Material for the task >>
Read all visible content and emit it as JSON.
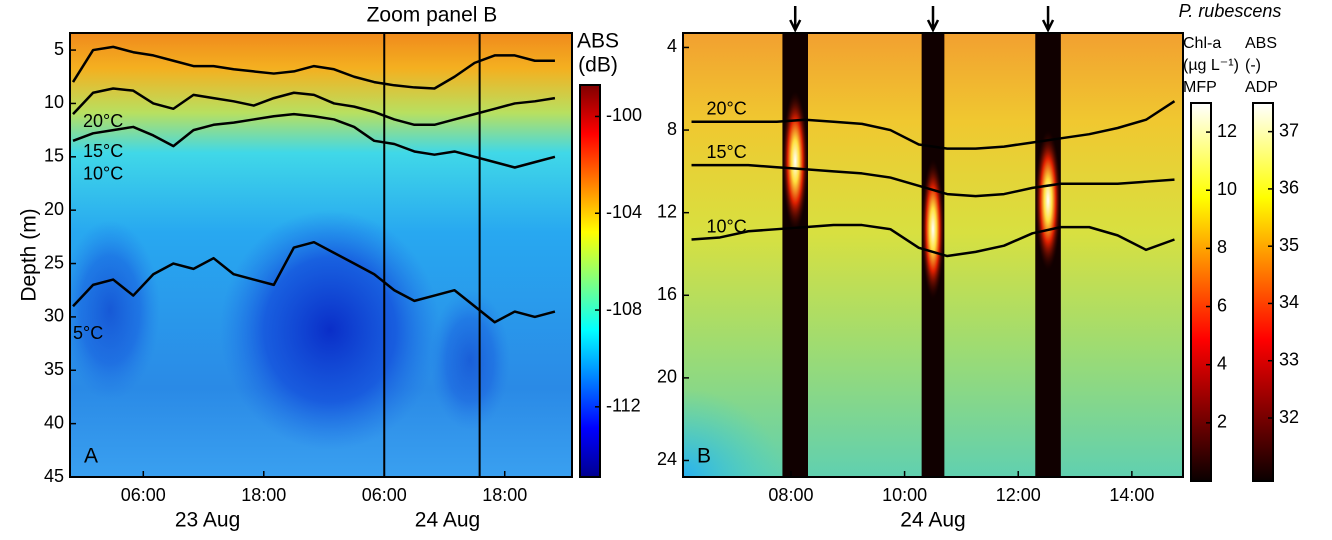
{
  "chart_data": [
    {
      "type": "heatmap",
      "panel_label": "A",
      "annotation": "Zoom panel B",
      "ylabel": "Depth (m)",
      "y_inverted": true,
      "xlim": [
        -1.3,
        48.7
      ],
      "xticks": [
        {
          "value": 6,
          "label": "06:00"
        },
        {
          "value": 18,
          "label": "18:00"
        },
        {
          "value": 30,
          "label": "06:00"
        },
        {
          "value": 42,
          "label": "18:00"
        }
      ],
      "xdates": [
        {
          "value": 12.4,
          "label": "23 Aug"
        },
        {
          "value": 36.3,
          "label": "24 Aug"
        }
      ],
      "ylim": [
        3.4,
        45
      ],
      "yticks": [
        5,
        10,
        15,
        20,
        25,
        30,
        35,
        40,
        45
      ],
      "zoom_lines": [
        30,
        39.5
      ],
      "x": [
        -1,
        1,
        3,
        5,
        7,
        9,
        11,
        13,
        15,
        17,
        19,
        21,
        23,
        25,
        27,
        29,
        31,
        33,
        35,
        37,
        39,
        41,
        43,
        45,
        47
      ],
      "series": [
        {
          "name": "20°C",
          "color": "#000000",
          "values": [
            8,
            5,
            4.7,
            5.2,
            5.5,
            6,
            6.5,
            6.5,
            6.8,
            7,
            7.2,
            7,
            6.5,
            6.8,
            7.5,
            8,
            8.3,
            8.5,
            8.6,
            7.5,
            6.2,
            5.5,
            5.5,
            6,
            6
          ]
        },
        {
          "name": "15°C",
          "color": "#000000",
          "values": [
            11,
            9,
            8.6,
            8.8,
            10,
            10.5,
            9.2,
            9.5,
            9.8,
            10.2,
            9.5,
            9,
            9.2,
            10,
            10.3,
            10.8,
            11.5,
            12,
            12,
            11.5,
            11,
            10.5,
            10,
            9.8,
            9.5
          ]
        },
        {
          "name": "10°C",
          "color": "#000000",
          "values": [
            13.5,
            12.8,
            12.5,
            12.2,
            13,
            14,
            12.5,
            12,
            11.8,
            11.5,
            11.2,
            11,
            11.2,
            11.5,
            12.2,
            13.5,
            13.8,
            14.5,
            14.8,
            14.5,
            15,
            15.5,
            16,
            15.5,
            15
          ]
        },
        {
          "name": "5°C",
          "color": "#000000",
          "values": [
            29,
            27,
            26.5,
            28,
            26,
            25,
            25.5,
            24.5,
            26,
            26.5,
            27,
            23.5,
            23,
            24,
            25,
            26,
            27.5,
            28.5,
            28,
            27.5,
            29,
            30.5,
            29.5,
            30,
            29.5
          ]
        }
      ],
      "colorbars": [
        {
          "label": [
            "ABS",
            "(dB)"
          ],
          "colormap": "jet",
          "clim": [
            -114.9,
            -98.7
          ],
          "ticks": [
            -100,
            -104,
            -108,
            -112
          ]
        }
      ]
    },
    {
      "type": "heatmap",
      "panel_label": "B",
      "title": "P. rubescens",
      "y_inverted": true,
      "xlim": [
        6.1,
        14.9
      ],
      "xticks": [
        {
          "value": 8,
          "label": "08:00"
        },
        {
          "value": 10,
          "label": "10:00"
        },
        {
          "value": 12,
          "label": "12:00"
        },
        {
          "value": 14,
          "label": "14:00"
        }
      ],
      "xdates": [
        {
          "value": 10.5,
          "label": "24 Aug"
        }
      ],
      "ylim": [
        3.3,
        24.8
      ],
      "yticks": [
        4,
        8,
        12,
        16,
        20,
        24
      ],
      "profiles": [
        {
          "x_start": 7.85,
          "x_end": 8.3,
          "peak_depth": 9.5
        },
        {
          "x_start": 10.3,
          "x_end": 10.7,
          "peak_depth": 12.8
        },
        {
          "x_start": 12.3,
          "x_end": 12.75,
          "peak_depth": 11.4
        }
      ],
      "x": [
        6.25,
        6.75,
        7.25,
        7.75,
        8.25,
        8.75,
        9.25,
        9.75,
        10.25,
        10.75,
        11.25,
        11.75,
        12.25,
        12.75,
        13.25,
        13.75,
        14.25,
        14.75
      ],
      "series": [
        {
          "name": "20°C",
          "color": "#000000",
          "values": [
            7.6,
            7.6,
            7.6,
            7.6,
            7.5,
            7.6,
            7.7,
            8.0,
            8.7,
            8.9,
            8.9,
            8.8,
            8.6,
            8.4,
            8.2,
            7.9,
            7.5,
            6.6
          ]
        },
        {
          "name": "15°C",
          "color": "#000000",
          "values": [
            9.7,
            9.7,
            9.7,
            9.8,
            9.9,
            10.0,
            10.1,
            10.3,
            10.7,
            11.1,
            11.2,
            11.1,
            10.8,
            10.6,
            10.6,
            10.6,
            10.5,
            10.4
          ]
        },
        {
          "name": "10°C",
          "color": "#000000",
          "values": [
            13.3,
            13.2,
            12.9,
            12.8,
            12.7,
            12.6,
            12.6,
            12.8,
            13.7,
            14.1,
            13.9,
            13.6,
            13.0,
            12.7,
            12.7,
            13.1,
            13.8,
            13.3
          ]
        }
      ],
      "colorbars": [
        {
          "label": [
            "Chl-a",
            "(µg L⁻¹)",
            "MFP"
          ],
          "colormap": "hot",
          "clim": [
            0,
            13
          ],
          "ticks": [
            2,
            4,
            6,
            8,
            10,
            12
          ]
        },
        {
          "label": [
            "ABS",
            "(-)",
            "ADP"
          ],
          "colormap": "hot",
          "clim": [
            30.9,
            37.5
          ],
          "ticks": [
            32,
            33,
            34,
            35,
            36,
            37
          ]
        }
      ]
    }
  ]
}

What is being asked >>
Output the entries above exactly, without their pictures.

Full solution >>
Read all visible content and emit it as JSON.
{
  "chart_data": [
    {
      "type": "heatmap",
      "panel_label": "A",
      "annotation": "Zoom panel B",
      "ylabel": "Depth (m)",
      "y_inverted": true,
      "xlim": [
        -1.3,
        48.7
      ],
      "xticks": [
        {
          "value": 6,
          "label": "06:00"
        },
        {
          "value": 18,
          "label": "18:00"
        },
        {
          "value": 30,
          "label": "06:00"
        },
        {
          "value": 42,
          "label": "18:00"
        }
      ],
      "xdates": [
        {
          "value": 12.4,
          "label": "23 Aug"
        },
        {
          "value": 36.3,
          "label": "24 Aug"
        }
      ],
      "ylim": [
        3.4,
        45
      ],
      "yticks": [
        5,
        10,
        15,
        20,
        25,
        30,
        35,
        40,
        45
      ],
      "zoom_lines": [
        30,
        39.5
      ],
      "x": [
        -1,
        1,
        3,
        5,
        7,
        9,
        11,
        13,
        15,
        17,
        19,
        21,
        23,
        25,
        27,
        29,
        31,
        33,
        35,
        37,
        39,
        41,
        43,
        45,
        47
      ],
      "series": [
        {
          "name": "20°C",
          "color": "#000000",
          "values": [
            8,
            5,
            4.7,
            5.2,
            5.5,
            6,
            6.5,
            6.5,
            6.8,
            7,
            7.2,
            7,
            6.5,
            6.8,
            7.5,
            8,
            8.3,
            8.5,
            8.6,
            7.5,
            6.2,
            5.5,
            5.5,
            6,
            6
          ]
        },
        {
          "name": "15°C",
          "color": "#000000",
          "values": [
            11,
            9,
            8.6,
            8.8,
            10,
            10.5,
            9.2,
            9.5,
            9.8,
            10.2,
            9.5,
            9,
            9.2,
            10,
            10.3,
            10.8,
            11.5,
            12,
            12,
            11.5,
            11,
            10.5,
            10,
            9.8,
            9.5
          ]
        },
        {
          "name": "10°C",
          "color": "#000000",
          "values": [
            13.5,
            12.8,
            12.5,
            12.2,
            13,
            14,
            12.5,
            12,
            11.8,
            11.5,
            11.2,
            11,
            11.2,
            11.5,
            12.2,
            13.5,
            13.8,
            14.5,
            14.8,
            14.5,
            15,
            15.5,
            16,
            15.5,
            15
          ]
        },
        {
          "name": "5°C",
          "color": "#000000",
          "values": [
            29,
            27,
            26.5,
            28,
            26,
            25,
            25.5,
            24.5,
            26,
            26.5,
            27,
            23.5,
            23,
            24,
            25,
            26,
            27.5,
            28.5,
            28,
            27.5,
            29,
            30.5,
            29.5,
            30,
            29.5
          ]
        }
      ],
      "colorbars": [
        {
          "label": [
            "ABS",
            "(dB)"
          ],
          "colormap": "jet",
          "clim": [
            -114.9,
            -98.7
          ],
          "ticks": [
            -100,
            -104,
            -108,
            -112
          ]
        }
      ]
    },
    {
      "type": "heatmap",
      "panel_label": "B",
      "title": "P. rubescens",
      "y_inverted": true,
      "xlim": [
        6.1,
        14.9
      ],
      "xticks": [
        {
          "value": 8,
          "label": "08:00"
        },
        {
          "value": 10,
          "label": "10:00"
        },
        {
          "value": 12,
          "label": "12:00"
        },
        {
          "value": 14,
          "label": "14:00"
        }
      ],
      "xdates": [
        {
          "value": 10.5,
          "label": "24 Aug"
        }
      ],
      "ylim": [
        3.3,
        24.8
      ],
      "yticks": [
        4,
        8,
        12,
        16,
        20,
        24
      ],
      "profiles": [
        {
          "x_start": 7.85,
          "x_end": 8.3,
          "peak_depth": 9.5
        },
        {
          "x_start": 10.3,
          "x_end": 10.7,
          "peak_depth": 12.8
        },
        {
          "x_start": 12.3,
          "x_end": 12.75,
          "peak_depth": 11.4
        }
      ],
      "x": [
        6.25,
        6.75,
        7.25,
        7.75,
        8.25,
        8.75,
        9.25,
        9.75,
        10.25,
        10.75,
        11.25,
        11.75,
        12.25,
        12.75,
        13.25,
        13.75,
        14.25,
        14.75
      ],
      "series": [
        {
          "name": "20°C",
          "color": "#000000",
          "values": [
            7.6,
            7.6,
            7.6,
            7.6,
            7.5,
            7.6,
            7.7,
            8.0,
            8.7,
            8.9,
            8.9,
            8.8,
            8.6,
            8.4,
            8.2,
            7.9,
            7.5,
            6.6
          ]
        },
        {
          "name": "15°C",
          "color": "#000000",
          "values": [
            9.7,
            9.7,
            9.7,
            9.8,
            9.9,
            10.0,
            10.1,
            10.3,
            10.7,
            11.1,
            11.2,
            11.1,
            10.8,
            10.6,
            10.6,
            10.6,
            10.5,
            10.4
          ]
        },
        {
          "name": "10°C",
          "color": "#000000",
          "values": [
            13.3,
            13.2,
            12.9,
            12.8,
            12.7,
            12.6,
            12.6,
            12.8,
            13.7,
            14.1,
            13.9,
            13.6,
            13.0,
            12.7,
            12.7,
            13.1,
            13.8,
            13.3
          ]
        }
      ],
      "colorbars": [
        {
          "label": [
            "Chl-a",
            "(µg L⁻¹)",
            "MFP"
          ],
          "colormap": "hot",
          "clim": [
            0,
            13
          ],
          "ticks": [
            2,
            4,
            6,
            8,
            10,
            12
          ]
        },
        {
          "label": [
            "ABS",
            "(-)",
            "ADP"
          ],
          "colormap": "hot",
          "clim": [
            30.9,
            37.5
          ],
          "ticks": [
            32,
            33,
            34,
            35,
            36,
            37
          ]
        }
      ]
    }
  ]
}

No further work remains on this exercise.